[TEXTE DE LA PAGE]:

+===+

Artistes, bergers, stars et sangliers

Car, attention, les questions de qualité et de quantité sont sensibles dans cet arrière-pays provençal, depuis que le massif du Luberon, entre les vallées du Rhône et de la Durance, est devenu l’un des terroirs touristiques les plus convoités de France. Désormais, on achète ses cerises confites, ses amandes et ses olives à côté de John Malkovich, Mick Jagger ou Emmanuelle Béart, Patrick Bruel ou la petite-fille de Picasso. En quarante ans, le Luberon est devenu un parc naturel régional mais le nombre de ses habitants a doublé et le foncier a explosé, au grand dam de ses autochtones.

Pourtant, comme disait Giono, un vrai enfant du pays, il est encore possible de marcher des journées entières seul avec soi-même, dans une joie, un ordre, un équilibre, une paix incomparables. C’est ce que je fais depuis mon arrivée au Domaine de Capelongue. Bon, je ne suis pas totalement seule puisqu’une autre star me fait l’honneur de me guider au fil des collines et des sentiers : Édouard Loubet, double étoilé Michelin, chouchou du Gault & Millau qui l’a sacré Chef de l’année, puis lui  a décerné 18/20 et l’a affublé de 5 toques. Lorsqu’il devient le plus jeune étoilé de France, à 24 ans, il est déjà tombé amoureux de la région et est descendu de ses montagnes (sa mère a créé le Fitz Roy à Val Thorens) pour ouvrir le Moulin de Lourmarin qu’il continue de chapeauter. Lourmarin, fleuron du Grand Luberon, son château Renaissance, son beffroi, son bistrot Gaby d’où il fait bon regarder les gens passer, sa Maison du Café où il faut être vu, son vin du terroir et son itinéraire Sur les pas d’Albert Camus. Mais aussi son Galinier de Lourmarin, un superbe parc de trois hectares, des arbres centenaires et une bâtisse du XVIIIe siècle décomposée en locations – qu’Édouard et sa femme Isabelle Guelpa Veyrat (la nièce de Marc Veyrat, auprès de qui Édouard a parfait son apprentissage) gèrent également. L’endroit est délicieusement bobo et est répertorié parmi les plus beaux villages de France.

+===+

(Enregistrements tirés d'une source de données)
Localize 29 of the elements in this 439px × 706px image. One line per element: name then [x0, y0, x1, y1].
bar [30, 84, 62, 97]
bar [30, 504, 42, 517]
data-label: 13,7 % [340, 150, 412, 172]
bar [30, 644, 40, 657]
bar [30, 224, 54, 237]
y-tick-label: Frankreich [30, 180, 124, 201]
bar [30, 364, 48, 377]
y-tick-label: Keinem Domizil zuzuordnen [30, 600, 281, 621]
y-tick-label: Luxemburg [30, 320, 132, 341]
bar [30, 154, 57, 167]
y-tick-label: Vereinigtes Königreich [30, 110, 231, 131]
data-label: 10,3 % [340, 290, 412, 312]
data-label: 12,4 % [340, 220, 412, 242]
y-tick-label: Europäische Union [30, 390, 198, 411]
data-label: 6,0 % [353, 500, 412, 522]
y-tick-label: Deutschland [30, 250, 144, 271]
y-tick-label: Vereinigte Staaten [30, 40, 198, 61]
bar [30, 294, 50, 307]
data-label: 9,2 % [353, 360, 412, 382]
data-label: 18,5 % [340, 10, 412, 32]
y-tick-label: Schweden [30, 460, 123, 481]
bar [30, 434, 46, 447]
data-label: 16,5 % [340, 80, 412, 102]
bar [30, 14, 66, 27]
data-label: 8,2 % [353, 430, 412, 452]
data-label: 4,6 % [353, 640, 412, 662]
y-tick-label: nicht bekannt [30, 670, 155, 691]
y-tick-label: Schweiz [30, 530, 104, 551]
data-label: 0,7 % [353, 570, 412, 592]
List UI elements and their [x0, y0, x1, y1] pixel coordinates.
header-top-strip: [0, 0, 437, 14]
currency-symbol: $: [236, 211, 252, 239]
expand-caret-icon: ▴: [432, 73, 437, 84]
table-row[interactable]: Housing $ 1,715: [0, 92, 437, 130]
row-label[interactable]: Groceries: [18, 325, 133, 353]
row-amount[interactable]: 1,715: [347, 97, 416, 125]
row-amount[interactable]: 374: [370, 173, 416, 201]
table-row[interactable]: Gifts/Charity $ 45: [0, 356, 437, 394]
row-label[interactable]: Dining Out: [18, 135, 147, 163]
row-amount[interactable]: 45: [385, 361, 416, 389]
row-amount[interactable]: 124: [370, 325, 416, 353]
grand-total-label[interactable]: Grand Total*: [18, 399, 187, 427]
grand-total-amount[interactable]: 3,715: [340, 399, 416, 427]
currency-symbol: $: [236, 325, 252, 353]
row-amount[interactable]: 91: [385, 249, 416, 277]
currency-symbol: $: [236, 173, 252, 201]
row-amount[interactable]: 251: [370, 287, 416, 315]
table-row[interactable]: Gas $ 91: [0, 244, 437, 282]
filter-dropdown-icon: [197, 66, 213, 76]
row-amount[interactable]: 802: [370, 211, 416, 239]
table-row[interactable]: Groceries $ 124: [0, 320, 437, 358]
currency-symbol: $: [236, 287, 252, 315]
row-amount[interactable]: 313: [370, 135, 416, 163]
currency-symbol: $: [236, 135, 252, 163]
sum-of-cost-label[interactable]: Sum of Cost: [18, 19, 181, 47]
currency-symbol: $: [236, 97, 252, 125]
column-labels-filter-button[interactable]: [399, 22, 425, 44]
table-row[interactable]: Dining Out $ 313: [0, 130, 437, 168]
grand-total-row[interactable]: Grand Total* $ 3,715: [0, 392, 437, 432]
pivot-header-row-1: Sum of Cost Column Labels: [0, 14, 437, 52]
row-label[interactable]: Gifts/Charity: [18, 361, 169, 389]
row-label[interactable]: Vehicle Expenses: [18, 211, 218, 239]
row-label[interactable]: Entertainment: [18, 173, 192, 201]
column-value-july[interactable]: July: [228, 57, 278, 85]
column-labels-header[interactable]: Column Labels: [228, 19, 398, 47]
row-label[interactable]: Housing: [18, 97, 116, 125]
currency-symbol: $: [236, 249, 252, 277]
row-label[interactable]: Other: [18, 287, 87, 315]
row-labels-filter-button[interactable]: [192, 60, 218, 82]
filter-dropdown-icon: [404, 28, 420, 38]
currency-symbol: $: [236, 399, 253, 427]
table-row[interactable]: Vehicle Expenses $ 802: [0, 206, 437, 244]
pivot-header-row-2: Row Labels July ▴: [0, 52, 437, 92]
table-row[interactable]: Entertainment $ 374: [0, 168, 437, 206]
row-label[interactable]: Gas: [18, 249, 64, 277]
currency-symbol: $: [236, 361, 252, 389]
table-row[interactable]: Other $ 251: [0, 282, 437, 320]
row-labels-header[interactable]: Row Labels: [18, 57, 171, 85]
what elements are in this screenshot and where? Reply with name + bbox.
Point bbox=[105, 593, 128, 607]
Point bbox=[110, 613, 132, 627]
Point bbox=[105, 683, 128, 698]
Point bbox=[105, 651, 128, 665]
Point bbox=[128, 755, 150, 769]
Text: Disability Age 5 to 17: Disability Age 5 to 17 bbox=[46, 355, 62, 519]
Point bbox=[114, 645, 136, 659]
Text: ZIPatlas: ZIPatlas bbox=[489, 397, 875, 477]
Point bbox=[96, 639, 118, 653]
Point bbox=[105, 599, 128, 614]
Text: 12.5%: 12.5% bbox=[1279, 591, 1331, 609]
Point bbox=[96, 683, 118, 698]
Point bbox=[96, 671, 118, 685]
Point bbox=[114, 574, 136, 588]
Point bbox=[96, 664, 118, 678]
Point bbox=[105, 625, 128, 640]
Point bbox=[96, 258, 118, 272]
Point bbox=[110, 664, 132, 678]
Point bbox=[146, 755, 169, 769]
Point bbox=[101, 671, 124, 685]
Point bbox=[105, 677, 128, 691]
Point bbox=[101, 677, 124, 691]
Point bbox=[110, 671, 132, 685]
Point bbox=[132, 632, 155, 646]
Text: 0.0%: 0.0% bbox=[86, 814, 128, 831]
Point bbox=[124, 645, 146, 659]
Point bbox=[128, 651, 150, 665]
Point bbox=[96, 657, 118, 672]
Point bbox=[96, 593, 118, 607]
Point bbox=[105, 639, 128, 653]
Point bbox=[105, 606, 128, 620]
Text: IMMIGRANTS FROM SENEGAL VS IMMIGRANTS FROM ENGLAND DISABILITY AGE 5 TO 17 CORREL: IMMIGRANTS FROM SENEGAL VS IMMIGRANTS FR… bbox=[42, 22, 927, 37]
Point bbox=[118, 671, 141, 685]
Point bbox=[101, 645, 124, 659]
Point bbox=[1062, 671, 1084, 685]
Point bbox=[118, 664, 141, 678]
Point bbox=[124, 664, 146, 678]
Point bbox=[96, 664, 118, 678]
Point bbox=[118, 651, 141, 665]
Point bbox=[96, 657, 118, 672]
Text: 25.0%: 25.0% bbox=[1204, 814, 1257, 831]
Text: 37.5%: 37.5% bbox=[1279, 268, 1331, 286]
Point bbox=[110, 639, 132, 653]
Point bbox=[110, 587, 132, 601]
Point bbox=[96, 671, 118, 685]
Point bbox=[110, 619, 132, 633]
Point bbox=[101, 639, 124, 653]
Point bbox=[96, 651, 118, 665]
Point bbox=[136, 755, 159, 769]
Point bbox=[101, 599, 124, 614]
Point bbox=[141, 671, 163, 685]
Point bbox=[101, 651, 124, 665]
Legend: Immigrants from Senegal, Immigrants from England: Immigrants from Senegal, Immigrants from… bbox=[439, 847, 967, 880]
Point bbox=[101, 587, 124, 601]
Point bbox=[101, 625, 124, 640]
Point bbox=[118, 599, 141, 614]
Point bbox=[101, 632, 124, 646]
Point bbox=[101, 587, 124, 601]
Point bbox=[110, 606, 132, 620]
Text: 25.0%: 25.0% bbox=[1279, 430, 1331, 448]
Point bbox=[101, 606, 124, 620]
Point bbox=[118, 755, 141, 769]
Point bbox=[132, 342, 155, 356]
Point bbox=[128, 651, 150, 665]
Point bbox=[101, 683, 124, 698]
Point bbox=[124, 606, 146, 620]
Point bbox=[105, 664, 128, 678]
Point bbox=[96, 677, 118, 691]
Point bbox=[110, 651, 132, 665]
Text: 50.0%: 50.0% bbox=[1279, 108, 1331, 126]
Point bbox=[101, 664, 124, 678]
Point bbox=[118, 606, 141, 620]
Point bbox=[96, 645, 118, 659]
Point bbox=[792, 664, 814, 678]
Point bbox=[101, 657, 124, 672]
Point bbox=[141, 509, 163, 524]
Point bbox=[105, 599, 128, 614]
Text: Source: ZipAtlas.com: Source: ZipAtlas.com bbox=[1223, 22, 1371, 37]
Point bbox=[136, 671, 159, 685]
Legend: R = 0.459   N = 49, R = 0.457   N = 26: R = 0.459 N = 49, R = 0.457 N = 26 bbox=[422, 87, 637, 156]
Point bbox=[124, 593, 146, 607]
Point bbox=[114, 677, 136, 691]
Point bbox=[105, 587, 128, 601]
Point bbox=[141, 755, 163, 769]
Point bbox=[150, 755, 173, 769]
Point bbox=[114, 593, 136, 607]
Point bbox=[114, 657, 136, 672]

+===+

[EXERCICES]:
• A. Dans le texte sur le Luberon, à quel âge Édouard Loubet est-il devenu le plus jeune étoilé de France ?
• B. Recopiez, s'il vous plaît, le passage du texte sur le Luberon qui s'ouvre sur les mots « Car, attention, les » et s'achève sur « de ses autochtones. ».
Ces lignes ne sont pas utiles ici.

[CORRIGÉ DES EXERCICES]:
• A. À 24 ans.

• B.
Car, attention, les questions de qualité et de quantité sont sensibles dans cet arrière-pays provençal, depuis que le massif du Luberon, entre les vallées du Rhône et de la Durance, est devenu l’un des terroirs touristiques les plus convoités de France. Désormais, on achète ses cerises confites, ses amandes et ses olives à côté de John Malkovich, Mick Jagger ou Emmanuelle Béart, Patrick Bruel ou la petite-fille de Picasso. En quarante ans, le Luberon est devenu un parc naturel régional mais le nombre de ses habitants a doublé et le foncier a explosé, au grand dam de ses autochtones.